EXCERPTED DATA:

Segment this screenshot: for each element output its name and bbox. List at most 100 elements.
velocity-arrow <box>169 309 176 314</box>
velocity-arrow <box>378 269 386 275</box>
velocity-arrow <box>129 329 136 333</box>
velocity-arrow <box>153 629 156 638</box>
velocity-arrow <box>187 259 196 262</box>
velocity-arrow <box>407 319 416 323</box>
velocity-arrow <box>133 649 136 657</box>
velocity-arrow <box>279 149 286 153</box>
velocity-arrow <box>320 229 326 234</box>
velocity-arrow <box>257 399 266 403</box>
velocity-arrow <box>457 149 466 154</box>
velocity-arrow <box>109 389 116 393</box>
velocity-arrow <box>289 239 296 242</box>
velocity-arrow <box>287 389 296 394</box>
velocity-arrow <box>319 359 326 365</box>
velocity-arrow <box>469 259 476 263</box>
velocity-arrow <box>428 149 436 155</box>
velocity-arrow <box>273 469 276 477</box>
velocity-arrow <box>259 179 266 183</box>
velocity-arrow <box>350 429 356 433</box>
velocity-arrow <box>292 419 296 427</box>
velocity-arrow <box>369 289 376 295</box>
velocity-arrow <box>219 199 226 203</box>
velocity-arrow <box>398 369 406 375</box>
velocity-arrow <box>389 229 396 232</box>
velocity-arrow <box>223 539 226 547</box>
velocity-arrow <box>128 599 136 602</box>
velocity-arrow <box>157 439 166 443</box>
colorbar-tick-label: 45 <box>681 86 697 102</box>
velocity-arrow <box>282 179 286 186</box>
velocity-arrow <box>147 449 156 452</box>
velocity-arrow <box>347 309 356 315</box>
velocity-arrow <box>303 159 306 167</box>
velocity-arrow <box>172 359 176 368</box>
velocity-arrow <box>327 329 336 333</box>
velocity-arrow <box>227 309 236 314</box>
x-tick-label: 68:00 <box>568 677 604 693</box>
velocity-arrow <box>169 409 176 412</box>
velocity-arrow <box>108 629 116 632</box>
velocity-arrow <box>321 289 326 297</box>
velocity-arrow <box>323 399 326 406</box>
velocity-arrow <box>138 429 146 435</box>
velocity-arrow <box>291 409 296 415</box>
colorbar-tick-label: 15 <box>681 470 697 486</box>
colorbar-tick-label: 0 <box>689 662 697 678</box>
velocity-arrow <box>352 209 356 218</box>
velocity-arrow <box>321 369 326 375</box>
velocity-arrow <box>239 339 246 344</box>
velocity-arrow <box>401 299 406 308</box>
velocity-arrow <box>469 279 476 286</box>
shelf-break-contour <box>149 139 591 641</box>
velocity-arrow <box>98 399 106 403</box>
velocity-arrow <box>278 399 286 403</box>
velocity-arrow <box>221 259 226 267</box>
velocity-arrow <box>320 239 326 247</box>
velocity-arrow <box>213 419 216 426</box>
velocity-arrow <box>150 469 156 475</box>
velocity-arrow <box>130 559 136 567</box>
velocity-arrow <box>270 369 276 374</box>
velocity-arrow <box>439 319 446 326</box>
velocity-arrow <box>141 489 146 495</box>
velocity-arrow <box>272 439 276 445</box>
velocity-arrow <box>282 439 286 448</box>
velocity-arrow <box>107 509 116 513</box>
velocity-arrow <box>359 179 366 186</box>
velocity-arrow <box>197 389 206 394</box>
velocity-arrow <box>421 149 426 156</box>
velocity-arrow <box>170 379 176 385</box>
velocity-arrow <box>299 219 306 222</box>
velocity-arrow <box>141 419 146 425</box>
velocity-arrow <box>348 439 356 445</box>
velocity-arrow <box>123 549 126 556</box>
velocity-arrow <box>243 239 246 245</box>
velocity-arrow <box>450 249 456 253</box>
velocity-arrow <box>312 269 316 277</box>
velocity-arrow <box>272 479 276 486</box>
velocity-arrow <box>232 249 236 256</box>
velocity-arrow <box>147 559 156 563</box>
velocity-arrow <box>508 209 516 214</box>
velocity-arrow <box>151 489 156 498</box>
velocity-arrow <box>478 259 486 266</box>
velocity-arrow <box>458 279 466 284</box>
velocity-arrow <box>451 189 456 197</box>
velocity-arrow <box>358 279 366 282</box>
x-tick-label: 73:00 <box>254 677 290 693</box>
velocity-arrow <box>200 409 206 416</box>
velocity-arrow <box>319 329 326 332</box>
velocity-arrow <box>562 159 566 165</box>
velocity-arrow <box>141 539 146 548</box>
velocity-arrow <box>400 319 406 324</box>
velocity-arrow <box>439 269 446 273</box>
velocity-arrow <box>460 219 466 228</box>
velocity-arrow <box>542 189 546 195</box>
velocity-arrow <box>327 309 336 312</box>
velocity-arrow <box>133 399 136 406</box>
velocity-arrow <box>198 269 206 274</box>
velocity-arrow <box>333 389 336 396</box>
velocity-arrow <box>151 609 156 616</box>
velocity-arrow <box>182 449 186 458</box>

PROBLEM TO WORK ON:
Print the listing verbatim, starting at its first line and ending at the line that contains "velocity-arrow <box>129 329 136 333</box>", with both of those lines included.

ANSWER TO THE EXERCISE:
Segment this screenshot: for each element output its name and bbox. List at most 100 elements.
velocity-arrow <box>169 309 176 314</box>
velocity-arrow <box>378 269 386 275</box>
velocity-arrow <box>129 329 136 333</box>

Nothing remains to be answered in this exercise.